■ WHAT THE EXERCISE ASKS ■
Reproduce the lines of the data verbatim, beginning with the first line and ending with the line that contains "odds-button[interactable]: -2.5 1.70: [1152, 768, 1342, 818]", including both of these lines.

Dataset records
>> Begin
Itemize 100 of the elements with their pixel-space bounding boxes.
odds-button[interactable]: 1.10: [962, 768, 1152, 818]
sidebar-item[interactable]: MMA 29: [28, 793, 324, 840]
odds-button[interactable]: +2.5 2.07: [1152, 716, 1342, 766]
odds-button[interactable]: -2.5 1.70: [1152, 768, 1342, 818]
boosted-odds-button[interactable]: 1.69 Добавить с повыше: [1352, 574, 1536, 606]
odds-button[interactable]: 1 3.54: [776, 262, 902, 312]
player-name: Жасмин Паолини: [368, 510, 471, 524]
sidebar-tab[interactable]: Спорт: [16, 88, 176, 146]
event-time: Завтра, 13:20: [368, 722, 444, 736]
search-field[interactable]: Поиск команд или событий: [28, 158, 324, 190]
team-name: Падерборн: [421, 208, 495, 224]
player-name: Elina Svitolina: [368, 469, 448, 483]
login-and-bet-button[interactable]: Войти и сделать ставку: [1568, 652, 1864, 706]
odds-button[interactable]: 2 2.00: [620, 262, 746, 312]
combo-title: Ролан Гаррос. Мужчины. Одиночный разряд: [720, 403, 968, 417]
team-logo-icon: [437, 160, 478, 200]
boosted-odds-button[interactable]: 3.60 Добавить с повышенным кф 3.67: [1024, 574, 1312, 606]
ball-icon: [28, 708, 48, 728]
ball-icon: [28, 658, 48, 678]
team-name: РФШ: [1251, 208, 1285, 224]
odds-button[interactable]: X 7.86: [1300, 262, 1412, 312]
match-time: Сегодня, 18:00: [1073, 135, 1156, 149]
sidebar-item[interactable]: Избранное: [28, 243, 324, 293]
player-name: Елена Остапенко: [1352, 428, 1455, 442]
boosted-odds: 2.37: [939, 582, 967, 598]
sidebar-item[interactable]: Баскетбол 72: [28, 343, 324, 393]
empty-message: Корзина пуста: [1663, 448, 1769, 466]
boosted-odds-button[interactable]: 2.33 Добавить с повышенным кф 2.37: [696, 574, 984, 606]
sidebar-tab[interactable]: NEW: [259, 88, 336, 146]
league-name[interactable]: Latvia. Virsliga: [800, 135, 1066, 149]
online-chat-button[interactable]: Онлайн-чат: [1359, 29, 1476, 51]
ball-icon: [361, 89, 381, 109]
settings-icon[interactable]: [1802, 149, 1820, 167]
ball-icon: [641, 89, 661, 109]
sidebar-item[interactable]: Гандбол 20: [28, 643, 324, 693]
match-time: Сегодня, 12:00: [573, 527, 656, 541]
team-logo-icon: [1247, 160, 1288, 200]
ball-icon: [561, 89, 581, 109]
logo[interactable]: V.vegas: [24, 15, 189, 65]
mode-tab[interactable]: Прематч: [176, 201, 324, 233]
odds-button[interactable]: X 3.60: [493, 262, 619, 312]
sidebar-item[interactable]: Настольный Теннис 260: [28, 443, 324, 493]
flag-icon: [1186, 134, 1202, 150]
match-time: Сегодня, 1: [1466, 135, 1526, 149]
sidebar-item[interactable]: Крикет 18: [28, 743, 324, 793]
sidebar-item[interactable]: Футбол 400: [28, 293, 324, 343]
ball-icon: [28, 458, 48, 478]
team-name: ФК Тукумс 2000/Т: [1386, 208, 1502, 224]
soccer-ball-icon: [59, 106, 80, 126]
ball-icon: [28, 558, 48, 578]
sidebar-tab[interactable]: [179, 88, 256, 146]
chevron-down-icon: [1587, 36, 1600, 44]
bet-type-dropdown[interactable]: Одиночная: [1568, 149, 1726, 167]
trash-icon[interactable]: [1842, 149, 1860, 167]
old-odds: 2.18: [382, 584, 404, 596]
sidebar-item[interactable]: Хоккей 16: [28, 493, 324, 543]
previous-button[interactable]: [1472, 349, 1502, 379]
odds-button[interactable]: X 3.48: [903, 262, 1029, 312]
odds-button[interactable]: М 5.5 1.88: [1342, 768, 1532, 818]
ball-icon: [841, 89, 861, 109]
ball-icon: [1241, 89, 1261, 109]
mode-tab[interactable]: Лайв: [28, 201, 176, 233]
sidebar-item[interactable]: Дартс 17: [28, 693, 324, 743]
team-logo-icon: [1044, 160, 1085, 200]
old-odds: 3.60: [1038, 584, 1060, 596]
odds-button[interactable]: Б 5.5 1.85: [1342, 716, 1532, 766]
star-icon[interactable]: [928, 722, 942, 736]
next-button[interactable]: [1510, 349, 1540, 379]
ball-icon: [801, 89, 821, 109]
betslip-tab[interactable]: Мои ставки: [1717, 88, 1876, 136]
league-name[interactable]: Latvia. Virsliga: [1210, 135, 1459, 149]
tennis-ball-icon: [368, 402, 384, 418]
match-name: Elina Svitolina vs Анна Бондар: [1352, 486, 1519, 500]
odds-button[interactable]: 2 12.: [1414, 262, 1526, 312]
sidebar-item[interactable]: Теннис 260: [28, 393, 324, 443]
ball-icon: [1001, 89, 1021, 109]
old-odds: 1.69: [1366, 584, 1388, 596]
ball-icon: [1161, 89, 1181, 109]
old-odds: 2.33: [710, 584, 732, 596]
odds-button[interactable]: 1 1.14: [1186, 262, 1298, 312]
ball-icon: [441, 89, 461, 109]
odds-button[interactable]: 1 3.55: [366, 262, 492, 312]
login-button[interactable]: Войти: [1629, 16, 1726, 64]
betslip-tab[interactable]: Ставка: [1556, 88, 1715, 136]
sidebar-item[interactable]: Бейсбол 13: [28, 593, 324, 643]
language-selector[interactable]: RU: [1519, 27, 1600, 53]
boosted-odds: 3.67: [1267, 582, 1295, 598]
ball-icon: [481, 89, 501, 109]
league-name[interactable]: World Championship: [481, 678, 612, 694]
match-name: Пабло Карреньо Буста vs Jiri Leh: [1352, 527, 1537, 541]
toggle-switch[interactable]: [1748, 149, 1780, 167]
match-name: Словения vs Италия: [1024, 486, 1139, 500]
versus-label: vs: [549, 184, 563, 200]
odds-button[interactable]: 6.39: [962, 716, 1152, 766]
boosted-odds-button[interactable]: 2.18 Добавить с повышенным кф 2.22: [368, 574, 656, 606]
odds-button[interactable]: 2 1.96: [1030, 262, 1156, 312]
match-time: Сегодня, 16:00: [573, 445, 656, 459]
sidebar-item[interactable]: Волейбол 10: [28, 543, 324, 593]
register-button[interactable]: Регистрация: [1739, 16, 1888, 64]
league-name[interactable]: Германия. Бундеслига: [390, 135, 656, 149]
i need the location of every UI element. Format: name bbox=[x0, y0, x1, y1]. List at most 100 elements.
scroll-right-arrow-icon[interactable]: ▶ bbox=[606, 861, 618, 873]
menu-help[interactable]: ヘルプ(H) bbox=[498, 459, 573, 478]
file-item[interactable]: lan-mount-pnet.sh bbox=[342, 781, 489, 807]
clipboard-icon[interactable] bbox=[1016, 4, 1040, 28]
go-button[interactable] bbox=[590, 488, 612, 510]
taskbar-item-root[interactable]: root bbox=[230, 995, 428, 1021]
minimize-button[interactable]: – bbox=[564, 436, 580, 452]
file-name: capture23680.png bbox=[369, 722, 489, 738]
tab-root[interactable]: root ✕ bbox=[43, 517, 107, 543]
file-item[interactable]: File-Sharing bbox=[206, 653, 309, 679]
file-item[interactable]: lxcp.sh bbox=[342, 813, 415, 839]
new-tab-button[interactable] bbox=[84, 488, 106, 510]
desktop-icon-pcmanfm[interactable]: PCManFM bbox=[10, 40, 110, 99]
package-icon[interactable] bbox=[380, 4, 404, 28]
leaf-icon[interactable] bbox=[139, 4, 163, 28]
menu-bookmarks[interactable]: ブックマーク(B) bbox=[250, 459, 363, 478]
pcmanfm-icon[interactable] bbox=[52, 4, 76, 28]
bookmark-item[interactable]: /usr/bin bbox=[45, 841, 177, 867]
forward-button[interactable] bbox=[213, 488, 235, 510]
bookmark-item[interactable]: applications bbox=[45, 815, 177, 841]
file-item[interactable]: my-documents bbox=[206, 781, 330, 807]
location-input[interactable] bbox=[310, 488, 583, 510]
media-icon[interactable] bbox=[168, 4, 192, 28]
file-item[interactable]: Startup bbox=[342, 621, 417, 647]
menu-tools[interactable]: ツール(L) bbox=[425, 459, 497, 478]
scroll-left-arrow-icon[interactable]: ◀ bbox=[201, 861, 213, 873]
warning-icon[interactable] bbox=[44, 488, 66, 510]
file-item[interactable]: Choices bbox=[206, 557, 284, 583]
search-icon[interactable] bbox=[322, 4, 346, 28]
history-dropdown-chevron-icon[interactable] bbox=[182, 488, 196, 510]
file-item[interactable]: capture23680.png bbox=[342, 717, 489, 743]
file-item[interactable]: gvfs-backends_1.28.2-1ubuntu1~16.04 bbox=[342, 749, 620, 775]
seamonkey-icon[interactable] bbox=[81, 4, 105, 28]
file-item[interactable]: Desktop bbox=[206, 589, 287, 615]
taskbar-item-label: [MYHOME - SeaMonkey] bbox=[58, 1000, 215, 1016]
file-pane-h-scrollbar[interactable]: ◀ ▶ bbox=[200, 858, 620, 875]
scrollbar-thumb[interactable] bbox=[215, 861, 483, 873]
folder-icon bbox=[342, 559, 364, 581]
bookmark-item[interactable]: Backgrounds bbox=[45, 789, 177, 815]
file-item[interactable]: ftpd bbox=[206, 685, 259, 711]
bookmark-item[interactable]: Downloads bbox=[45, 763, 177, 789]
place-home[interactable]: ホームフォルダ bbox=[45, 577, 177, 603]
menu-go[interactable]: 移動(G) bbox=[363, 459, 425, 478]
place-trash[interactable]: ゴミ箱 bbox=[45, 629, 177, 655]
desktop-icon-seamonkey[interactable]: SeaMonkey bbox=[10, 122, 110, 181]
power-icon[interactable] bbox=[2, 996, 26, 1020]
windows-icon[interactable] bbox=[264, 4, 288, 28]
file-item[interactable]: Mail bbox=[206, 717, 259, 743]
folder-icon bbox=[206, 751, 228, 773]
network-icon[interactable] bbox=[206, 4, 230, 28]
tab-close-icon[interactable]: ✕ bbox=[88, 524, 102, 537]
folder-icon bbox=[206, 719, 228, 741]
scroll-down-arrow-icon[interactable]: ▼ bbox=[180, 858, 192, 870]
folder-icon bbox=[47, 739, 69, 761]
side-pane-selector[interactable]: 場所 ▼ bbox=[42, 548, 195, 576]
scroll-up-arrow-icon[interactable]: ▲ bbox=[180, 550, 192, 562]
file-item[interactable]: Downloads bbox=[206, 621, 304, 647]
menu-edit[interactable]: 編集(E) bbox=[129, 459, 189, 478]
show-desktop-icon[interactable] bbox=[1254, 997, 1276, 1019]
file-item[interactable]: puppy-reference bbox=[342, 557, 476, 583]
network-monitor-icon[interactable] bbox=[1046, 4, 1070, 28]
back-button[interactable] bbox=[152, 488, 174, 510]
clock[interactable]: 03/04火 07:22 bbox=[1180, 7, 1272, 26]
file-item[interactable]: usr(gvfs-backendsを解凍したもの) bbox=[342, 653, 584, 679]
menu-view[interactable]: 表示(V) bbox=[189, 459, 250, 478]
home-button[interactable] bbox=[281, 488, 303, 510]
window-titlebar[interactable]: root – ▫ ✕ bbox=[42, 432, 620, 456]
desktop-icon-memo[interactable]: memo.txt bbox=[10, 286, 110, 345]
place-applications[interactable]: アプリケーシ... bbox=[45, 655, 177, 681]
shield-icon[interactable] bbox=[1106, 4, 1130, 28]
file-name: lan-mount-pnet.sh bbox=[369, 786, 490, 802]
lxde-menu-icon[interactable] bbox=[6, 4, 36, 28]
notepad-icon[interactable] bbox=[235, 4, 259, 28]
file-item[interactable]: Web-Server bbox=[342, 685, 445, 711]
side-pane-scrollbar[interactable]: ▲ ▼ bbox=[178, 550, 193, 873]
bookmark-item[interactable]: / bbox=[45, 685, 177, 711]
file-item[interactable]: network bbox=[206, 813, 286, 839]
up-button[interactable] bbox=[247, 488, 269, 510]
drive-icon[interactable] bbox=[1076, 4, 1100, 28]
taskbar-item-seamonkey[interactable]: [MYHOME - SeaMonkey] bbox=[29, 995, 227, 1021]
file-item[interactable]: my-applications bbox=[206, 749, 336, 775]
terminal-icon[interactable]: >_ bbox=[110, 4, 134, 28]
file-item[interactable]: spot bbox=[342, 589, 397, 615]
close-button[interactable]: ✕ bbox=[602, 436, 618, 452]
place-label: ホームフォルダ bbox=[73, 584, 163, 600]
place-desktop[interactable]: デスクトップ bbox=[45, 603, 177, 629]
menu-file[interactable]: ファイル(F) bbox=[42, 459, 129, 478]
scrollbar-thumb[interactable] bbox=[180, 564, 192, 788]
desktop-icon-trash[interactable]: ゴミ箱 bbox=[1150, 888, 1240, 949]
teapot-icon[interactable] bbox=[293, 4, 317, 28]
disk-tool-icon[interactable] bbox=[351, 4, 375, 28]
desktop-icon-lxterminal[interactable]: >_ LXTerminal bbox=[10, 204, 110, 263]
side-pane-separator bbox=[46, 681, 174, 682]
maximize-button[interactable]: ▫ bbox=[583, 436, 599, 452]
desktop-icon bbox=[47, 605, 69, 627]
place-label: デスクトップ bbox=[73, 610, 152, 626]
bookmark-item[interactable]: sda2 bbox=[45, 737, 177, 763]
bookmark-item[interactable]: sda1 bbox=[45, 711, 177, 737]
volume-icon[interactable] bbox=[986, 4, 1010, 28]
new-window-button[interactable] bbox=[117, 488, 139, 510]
>> End
■ CORRECT RESPONSE ■
Itemize 100 of the elements with their pixel-space bounding boxes.
odds-button[interactable]: 1.10: [962, 768, 1152, 818]
sidebar-item[interactable]: MMA 29: [28, 793, 324, 840]
odds-button[interactable]: +2.5 2.07: [1152, 716, 1342, 766]
odds-button[interactable]: -2.5 1.70: [1152, 768, 1342, 818]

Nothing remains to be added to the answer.